WHAT NEEDS TO BE DONE:
Extract exactly the range of lines bounded by the line containing "What text is on this page?" and the final line of the listing, both ends included, and no other lines.

EXERCISE DATA:
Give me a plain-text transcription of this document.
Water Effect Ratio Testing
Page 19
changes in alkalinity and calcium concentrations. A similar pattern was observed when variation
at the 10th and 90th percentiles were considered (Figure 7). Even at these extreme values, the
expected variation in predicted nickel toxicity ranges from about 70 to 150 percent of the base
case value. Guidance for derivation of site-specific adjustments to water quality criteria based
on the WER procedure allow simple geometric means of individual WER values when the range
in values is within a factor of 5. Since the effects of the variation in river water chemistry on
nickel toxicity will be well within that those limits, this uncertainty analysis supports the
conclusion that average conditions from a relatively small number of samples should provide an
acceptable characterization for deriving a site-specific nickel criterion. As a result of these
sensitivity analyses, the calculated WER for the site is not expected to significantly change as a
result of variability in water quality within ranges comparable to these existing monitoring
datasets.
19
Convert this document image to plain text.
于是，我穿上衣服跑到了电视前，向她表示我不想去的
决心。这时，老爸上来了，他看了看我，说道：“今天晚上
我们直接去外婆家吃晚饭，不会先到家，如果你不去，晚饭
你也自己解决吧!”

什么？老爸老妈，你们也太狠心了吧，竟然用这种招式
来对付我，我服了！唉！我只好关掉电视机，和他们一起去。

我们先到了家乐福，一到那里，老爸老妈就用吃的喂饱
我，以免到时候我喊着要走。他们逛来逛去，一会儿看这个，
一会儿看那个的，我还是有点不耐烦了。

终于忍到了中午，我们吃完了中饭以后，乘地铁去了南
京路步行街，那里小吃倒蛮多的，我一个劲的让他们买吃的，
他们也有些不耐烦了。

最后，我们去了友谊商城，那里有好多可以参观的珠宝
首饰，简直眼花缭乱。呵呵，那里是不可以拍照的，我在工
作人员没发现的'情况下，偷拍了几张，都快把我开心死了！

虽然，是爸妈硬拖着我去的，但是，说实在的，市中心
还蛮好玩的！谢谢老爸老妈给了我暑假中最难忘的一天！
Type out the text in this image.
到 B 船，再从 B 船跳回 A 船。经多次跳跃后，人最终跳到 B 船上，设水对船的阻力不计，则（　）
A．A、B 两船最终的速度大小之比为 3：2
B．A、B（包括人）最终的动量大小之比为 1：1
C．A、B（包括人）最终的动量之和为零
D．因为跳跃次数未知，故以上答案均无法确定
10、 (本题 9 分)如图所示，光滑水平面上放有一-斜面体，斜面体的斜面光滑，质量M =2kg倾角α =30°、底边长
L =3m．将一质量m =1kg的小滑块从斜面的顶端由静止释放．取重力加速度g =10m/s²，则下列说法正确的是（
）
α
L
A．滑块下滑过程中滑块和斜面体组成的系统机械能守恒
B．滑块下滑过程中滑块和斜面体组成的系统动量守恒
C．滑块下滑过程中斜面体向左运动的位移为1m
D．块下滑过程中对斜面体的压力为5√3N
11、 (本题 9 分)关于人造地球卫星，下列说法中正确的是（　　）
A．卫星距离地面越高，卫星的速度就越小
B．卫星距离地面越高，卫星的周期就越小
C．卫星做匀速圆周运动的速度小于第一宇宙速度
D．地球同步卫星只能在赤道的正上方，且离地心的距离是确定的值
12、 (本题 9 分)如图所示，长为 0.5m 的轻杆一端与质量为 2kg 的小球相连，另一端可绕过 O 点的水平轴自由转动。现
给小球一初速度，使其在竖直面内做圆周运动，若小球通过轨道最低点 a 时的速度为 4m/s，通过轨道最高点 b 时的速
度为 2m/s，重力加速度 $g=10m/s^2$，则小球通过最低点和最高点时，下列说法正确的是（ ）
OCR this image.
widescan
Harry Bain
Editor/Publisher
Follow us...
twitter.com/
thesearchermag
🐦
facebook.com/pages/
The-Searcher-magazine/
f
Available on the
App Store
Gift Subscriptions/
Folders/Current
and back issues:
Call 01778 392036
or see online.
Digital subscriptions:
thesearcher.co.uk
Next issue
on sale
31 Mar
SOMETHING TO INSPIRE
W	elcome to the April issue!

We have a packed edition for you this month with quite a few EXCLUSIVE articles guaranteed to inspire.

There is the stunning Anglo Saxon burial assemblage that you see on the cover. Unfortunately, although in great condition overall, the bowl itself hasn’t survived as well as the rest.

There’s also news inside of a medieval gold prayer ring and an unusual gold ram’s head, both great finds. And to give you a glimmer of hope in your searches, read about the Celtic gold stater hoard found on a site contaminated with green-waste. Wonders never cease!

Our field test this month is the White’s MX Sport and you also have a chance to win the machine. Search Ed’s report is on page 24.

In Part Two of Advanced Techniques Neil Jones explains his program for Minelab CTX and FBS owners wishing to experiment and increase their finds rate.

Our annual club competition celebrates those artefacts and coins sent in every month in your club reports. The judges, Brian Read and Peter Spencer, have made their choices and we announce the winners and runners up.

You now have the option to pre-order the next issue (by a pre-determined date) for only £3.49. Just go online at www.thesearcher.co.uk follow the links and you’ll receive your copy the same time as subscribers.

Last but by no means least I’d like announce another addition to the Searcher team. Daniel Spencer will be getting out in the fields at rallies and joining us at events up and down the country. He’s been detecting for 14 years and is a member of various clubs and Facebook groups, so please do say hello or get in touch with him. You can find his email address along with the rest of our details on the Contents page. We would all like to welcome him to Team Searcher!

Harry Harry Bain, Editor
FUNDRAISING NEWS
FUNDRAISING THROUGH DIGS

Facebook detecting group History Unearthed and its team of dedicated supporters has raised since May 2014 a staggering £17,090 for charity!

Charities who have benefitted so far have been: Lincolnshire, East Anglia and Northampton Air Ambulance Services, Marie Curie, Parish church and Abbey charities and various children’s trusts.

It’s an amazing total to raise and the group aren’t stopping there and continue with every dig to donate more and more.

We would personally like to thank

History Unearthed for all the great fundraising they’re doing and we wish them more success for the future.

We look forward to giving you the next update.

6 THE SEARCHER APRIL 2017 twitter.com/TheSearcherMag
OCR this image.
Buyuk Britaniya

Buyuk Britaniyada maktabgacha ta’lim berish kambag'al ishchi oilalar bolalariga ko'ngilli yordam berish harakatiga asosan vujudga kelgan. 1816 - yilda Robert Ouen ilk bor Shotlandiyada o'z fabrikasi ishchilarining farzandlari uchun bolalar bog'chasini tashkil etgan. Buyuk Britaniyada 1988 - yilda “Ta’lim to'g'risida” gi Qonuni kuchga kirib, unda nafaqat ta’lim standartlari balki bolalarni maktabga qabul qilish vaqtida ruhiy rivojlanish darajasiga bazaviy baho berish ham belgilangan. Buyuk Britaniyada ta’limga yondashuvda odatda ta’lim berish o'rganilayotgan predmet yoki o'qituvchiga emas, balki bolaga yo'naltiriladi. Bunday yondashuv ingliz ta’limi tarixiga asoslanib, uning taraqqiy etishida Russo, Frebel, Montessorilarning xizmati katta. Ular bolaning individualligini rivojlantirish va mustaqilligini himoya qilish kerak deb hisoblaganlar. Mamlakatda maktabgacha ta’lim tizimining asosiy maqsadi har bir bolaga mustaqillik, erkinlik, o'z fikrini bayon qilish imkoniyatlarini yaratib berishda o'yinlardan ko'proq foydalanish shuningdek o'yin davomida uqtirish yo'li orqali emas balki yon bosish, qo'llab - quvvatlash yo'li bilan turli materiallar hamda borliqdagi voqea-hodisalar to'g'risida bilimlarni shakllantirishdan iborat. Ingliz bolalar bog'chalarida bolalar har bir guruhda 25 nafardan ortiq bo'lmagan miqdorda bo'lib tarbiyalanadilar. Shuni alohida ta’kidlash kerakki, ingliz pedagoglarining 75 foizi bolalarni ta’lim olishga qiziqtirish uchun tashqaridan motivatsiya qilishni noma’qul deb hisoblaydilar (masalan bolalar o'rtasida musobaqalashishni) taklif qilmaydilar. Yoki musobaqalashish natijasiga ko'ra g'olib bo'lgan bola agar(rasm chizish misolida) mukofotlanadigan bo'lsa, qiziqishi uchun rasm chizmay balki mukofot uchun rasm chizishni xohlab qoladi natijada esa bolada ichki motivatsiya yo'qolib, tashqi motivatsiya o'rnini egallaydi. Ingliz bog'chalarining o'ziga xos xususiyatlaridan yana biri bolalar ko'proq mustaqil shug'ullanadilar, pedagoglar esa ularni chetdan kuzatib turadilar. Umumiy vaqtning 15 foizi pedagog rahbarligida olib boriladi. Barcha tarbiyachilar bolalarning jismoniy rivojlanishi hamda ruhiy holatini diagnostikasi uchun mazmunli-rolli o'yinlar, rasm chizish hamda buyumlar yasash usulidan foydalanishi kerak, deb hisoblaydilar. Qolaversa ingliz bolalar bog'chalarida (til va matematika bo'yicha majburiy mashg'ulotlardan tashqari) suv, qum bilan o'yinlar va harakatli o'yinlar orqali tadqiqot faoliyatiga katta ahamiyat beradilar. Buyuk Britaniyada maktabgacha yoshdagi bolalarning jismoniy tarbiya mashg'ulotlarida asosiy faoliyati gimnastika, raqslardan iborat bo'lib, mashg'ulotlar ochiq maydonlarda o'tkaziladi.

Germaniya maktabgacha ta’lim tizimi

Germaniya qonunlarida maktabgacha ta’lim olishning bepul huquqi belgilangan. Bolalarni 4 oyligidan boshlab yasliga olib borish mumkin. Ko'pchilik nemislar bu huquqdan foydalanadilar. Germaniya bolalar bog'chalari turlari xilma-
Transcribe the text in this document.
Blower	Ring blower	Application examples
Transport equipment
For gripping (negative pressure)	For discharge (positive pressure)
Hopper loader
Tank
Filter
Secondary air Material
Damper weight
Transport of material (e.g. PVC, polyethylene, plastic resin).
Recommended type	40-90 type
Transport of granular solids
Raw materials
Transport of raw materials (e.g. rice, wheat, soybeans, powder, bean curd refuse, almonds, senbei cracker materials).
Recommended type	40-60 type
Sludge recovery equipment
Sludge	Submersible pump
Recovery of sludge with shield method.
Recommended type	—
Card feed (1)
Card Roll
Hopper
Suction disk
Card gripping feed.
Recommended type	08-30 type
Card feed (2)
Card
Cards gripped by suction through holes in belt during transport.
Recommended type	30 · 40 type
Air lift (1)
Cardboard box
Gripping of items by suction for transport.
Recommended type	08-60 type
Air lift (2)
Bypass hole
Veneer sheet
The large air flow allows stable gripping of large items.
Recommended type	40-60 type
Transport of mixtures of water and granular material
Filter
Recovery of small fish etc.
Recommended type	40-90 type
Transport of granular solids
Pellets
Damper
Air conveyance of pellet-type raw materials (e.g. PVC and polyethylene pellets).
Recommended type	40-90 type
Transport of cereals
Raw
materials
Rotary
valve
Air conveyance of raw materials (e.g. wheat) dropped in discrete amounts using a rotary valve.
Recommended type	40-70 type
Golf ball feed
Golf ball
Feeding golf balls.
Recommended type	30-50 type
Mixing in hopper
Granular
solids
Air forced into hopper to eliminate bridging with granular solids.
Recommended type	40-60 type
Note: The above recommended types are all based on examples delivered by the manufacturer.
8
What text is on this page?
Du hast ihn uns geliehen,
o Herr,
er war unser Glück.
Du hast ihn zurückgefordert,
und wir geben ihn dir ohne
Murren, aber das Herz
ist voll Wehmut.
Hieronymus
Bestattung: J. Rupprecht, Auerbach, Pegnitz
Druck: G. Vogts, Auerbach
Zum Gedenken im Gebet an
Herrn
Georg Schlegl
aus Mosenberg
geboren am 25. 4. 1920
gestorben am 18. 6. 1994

SOLUTION FOR THIS EXERCISE:
What text is on this page?
Du hast ihn uns geliehen,
o Herr,
er war unser Glück.
Du hast ihn zurückgefordert,
und wir geben ihn dir ohne
Murren, aber das Herz
ist voll Wehmut.
Hieronymus
Bestattung: J. Rupprecht, Auerbach, Pegnitz
Druck: G. Vogts, Auerbach
Zum Gedenken im Gebet an
Herrn
Georg Schlegl
aus Mosenberg
geboren am 25. 4. 1920
gestorben am 18. 6. 1994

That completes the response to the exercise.